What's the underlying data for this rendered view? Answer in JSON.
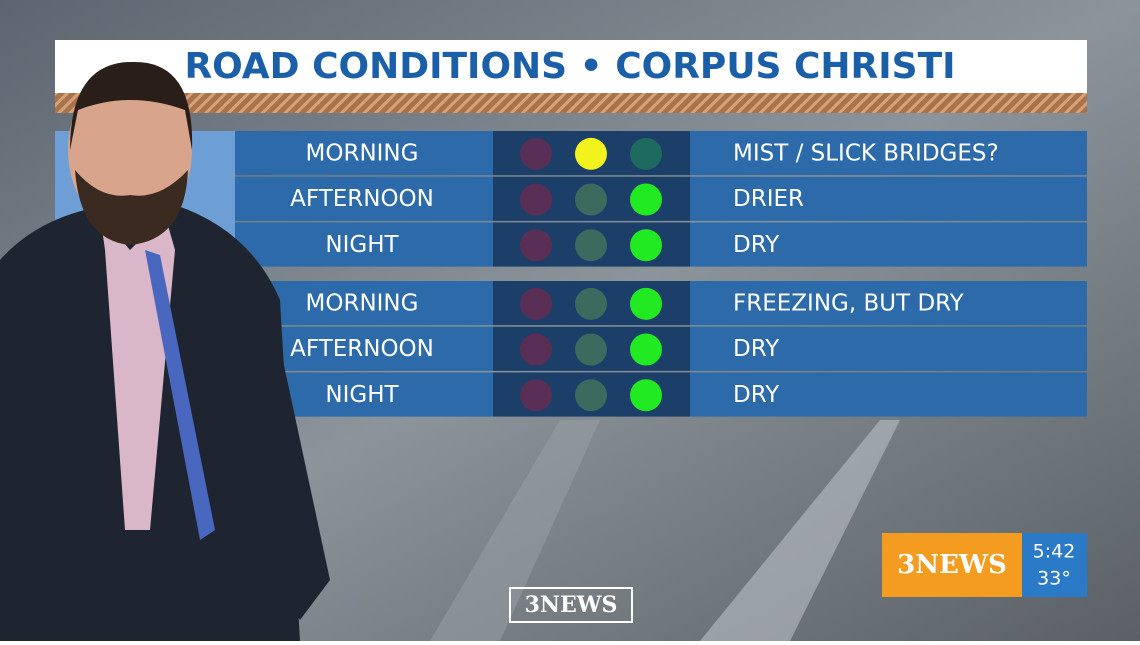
{
  "title": "ROAD CONDITIONS • CORPUS CHRISTI",
  "groups": [
    {
      "rows": [
        {
          "period": "MORNING",
          "status": "yellow",
          "condition": "MIST / SLICK BRIDGES?"
        },
        {
          "period": "AFTERNOON",
          "status": "green",
          "condition": "DRIER"
        },
        {
          "period": "NIGHT",
          "status": "green",
          "condition": "DRY"
        }
      ]
    },
    {
      "rows": [
        {
          "period": "MORNING",
          "status": "green",
          "condition": "FREEZING, BUT DRY"
        },
        {
          "period": "AFTERNOON",
          "status": "green",
          "condition": "DRY"
        },
        {
          "period": "NIGHT",
          "status": "green",
          "condition": "DRY"
        }
      ]
    }
  ],
  "bug": {
    "logo": "3NEWS",
    "time": "5:42",
    "temp": "33°"
  },
  "footer_logo": "3NEWS"
}
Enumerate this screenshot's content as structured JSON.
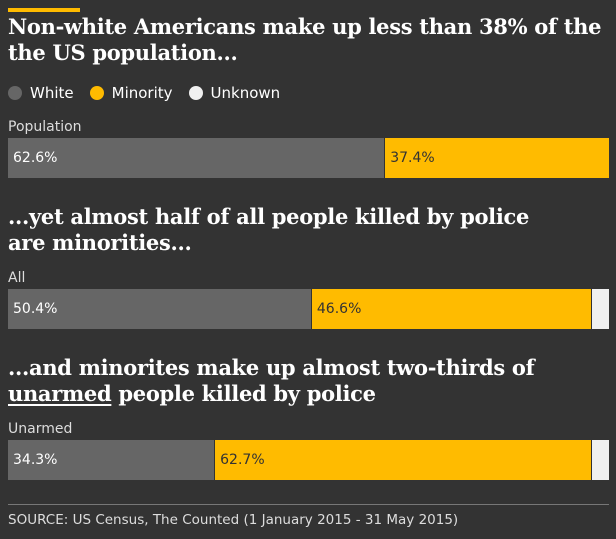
{
  "chart_data": {
    "type": "bar",
    "stacked": true,
    "orientation": "horizontal",
    "title": "Non-white Americans make up less than 38% of the the US population...",
    "legend": [
      "White",
      "Minority",
      "Unknown"
    ],
    "colors": {
      "White": "#666666",
      "Minority": "#ffbb00",
      "Unknown": "#f0f0f0",
      "accent": "#ffbb00",
      "background": "#333333"
    },
    "panels": [
      {
        "heading": "Non-white Americans make up less than 38% of the the US population...",
        "category": "Population",
        "values": {
          "White": 62.6,
          "Minority": 37.4,
          "Unknown": 0
        },
        "labels": {
          "White": "62.6%",
          "Minority": "37.4%"
        }
      },
      {
        "heading": "...yet almost half of all people killed by police are minorities...",
        "category": "All",
        "values": {
          "White": 50.4,
          "Minority": 46.6,
          "Unknown": 3.0
        },
        "labels": {
          "White": "50.4%",
          "Minority": "46.6%"
        }
      },
      {
        "heading_before": "...and minorites make up almost two-thirds of ",
        "heading_underlined": "unarmed",
        "heading_after": " people killed by police",
        "category": "Unarmed",
        "values": {
          "White": 34.3,
          "Minority": 62.7,
          "Unknown": 3.0
        },
        "labels": {
          "White": "34.3%",
          "Minority": "62.7%"
        }
      }
    ],
    "source": "SOURCE: US Census, The Counted (1 January 2015 - 31 May 2015)"
  }
}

═══

Task directions ▸
Pictures are not part of the copy; reproduce everything else in the records exactly.

Answer to the exercise ▸
What's the underlying data for this rendered view? Answer in JSON.
{
  "title": "ROAD CONDITIONS • CORPUS CHRISTI",
  "groups": [
    {
      "rows": [
        {
          "period": "MORNING",
          "status": "yellow",
          "condition": "MIST / SLICK BRIDGES?"
        },
        {
          "period": "AFTERNOON",
          "status": "green",
          "condition": "DRIER"
        },
        {
          "period": "NIGHT",
          "status": "green",
          "condition": "DRY"
        }
      ]
    },
    {
      "rows": [
        {
          "period": "MORNING",
          "status": "green",
          "condition": "FREEZING, BUT DRY"
        },
        {
          "period": "AFTERNOON",
          "status": "green",
          "condition": "DRY"
        },
        {
          "period": "NIGHT",
          "status": "green",
          "condition": "DRY"
        }
      ]
    }
  ],
  "bug": {
    "logo": "3NEWS",
    "time": "5:42",
    "temp": "33°"
  },
  "footer_logo": "3NEWS"
}
Enumerate this screenshot's content as structured JSON.
{
  "chart_data": {
    "type": "bar",
    "stacked": true,
    "orientation": "horizontal",
    "title": "Non-white Americans make up less than 38% of the the US population...",
    "legend": [
      "White",
      "Minority",
      "Unknown"
    ],
    "colors": {
      "White": "#666666",
      "Minority": "#ffbb00",
      "Unknown": "#f0f0f0",
      "accent": "#ffbb00",
      "background": "#333333"
    },
    "panels": [
      {
        "heading": "Non-white Americans make up less than 38% of the the US population...",
        "category": "Population",
        "values": {
          "White": 62.6,
          "Minority": 37.4,
          "Unknown": 0
        },
        "labels": {
          "White": "62.6%",
          "Minority": "37.4%"
        }
      },
      {
        "heading": "...yet almost half of all people killed by police are minorities...",
        "category": "All",
        "values": {
          "White": 50.4,
          "Minority": 46.6,
          "Unknown": 3.0
        },
        "labels": {
          "White": "50.4%",
          "Minority": "46.6%"
        }
      },
      {
        "heading_before": "...and minorites make up almost two-thirds of ",
        "heading_underlined": "unarmed",
        "heading_after": " people killed by police",
        "category": "Unarmed",
        "values": {
          "White": 34.3,
          "Minority": 62.7,
          "Unknown": 3.0
        },
        "labels": {
          "White": "34.3%",
          "Minority": "62.7%"
        }
      }
    ],
    "source": "SOURCE: US Census, The Counted (1 January 2015 - 31 May 2015)"
  }
}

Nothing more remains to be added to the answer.